**Exercise**. Determine how many lines of the data below contain "artikelen", then give only that number.

**Data rows**.
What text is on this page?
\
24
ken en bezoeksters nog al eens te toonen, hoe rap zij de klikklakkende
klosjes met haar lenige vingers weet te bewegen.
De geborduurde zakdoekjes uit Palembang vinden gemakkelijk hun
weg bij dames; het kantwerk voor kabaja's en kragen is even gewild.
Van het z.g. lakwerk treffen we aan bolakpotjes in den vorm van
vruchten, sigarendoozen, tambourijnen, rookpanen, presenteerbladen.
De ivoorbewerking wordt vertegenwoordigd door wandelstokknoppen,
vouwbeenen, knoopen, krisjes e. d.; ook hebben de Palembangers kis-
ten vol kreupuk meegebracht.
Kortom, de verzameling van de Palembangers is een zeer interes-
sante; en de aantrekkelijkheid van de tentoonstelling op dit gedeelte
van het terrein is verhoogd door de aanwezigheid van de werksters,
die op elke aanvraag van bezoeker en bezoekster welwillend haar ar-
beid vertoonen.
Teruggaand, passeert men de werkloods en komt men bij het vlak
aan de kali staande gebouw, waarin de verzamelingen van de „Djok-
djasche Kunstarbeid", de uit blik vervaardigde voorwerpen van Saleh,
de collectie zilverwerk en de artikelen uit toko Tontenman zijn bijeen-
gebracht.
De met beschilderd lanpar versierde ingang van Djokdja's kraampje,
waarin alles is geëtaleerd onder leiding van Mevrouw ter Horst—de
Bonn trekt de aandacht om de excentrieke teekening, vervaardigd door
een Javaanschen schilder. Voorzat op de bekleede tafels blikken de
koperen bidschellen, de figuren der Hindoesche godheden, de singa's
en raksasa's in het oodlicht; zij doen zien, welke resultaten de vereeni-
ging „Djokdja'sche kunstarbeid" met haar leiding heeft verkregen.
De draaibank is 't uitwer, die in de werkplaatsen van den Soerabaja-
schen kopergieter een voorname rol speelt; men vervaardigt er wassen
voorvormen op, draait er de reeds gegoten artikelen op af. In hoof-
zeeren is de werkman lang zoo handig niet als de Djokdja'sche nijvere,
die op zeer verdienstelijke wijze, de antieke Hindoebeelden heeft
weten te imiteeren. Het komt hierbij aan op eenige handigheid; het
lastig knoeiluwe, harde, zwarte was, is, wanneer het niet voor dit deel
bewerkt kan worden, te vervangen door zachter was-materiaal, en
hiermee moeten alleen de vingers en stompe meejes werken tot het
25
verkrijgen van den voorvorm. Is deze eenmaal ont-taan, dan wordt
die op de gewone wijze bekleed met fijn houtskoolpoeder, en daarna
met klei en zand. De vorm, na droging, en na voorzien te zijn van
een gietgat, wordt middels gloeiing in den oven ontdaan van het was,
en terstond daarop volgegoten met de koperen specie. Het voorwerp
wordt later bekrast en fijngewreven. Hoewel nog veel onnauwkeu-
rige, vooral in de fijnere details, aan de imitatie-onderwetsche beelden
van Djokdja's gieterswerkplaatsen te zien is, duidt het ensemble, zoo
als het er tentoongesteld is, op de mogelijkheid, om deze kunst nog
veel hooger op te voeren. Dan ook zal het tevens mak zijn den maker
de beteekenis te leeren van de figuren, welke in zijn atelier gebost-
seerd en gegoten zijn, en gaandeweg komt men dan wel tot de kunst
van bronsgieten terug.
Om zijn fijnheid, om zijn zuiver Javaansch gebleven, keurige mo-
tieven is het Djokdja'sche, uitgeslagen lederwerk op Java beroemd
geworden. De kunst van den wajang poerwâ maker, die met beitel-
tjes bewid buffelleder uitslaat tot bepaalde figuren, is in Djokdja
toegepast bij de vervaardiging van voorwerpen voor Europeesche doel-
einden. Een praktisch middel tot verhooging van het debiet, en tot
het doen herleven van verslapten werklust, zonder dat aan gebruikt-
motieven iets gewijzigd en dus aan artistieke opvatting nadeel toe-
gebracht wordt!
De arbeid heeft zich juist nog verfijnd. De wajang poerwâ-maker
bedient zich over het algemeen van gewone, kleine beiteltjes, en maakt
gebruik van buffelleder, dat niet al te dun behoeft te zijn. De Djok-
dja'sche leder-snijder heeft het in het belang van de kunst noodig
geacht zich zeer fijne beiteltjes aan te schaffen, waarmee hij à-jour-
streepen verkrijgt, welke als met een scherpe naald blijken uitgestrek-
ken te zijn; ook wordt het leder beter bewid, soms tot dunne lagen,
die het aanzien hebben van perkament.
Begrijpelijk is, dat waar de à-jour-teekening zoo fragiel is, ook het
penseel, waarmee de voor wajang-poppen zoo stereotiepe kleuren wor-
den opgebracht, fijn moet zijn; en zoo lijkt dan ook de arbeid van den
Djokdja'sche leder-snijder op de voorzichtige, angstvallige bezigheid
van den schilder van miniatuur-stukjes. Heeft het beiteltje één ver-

**Response**. 2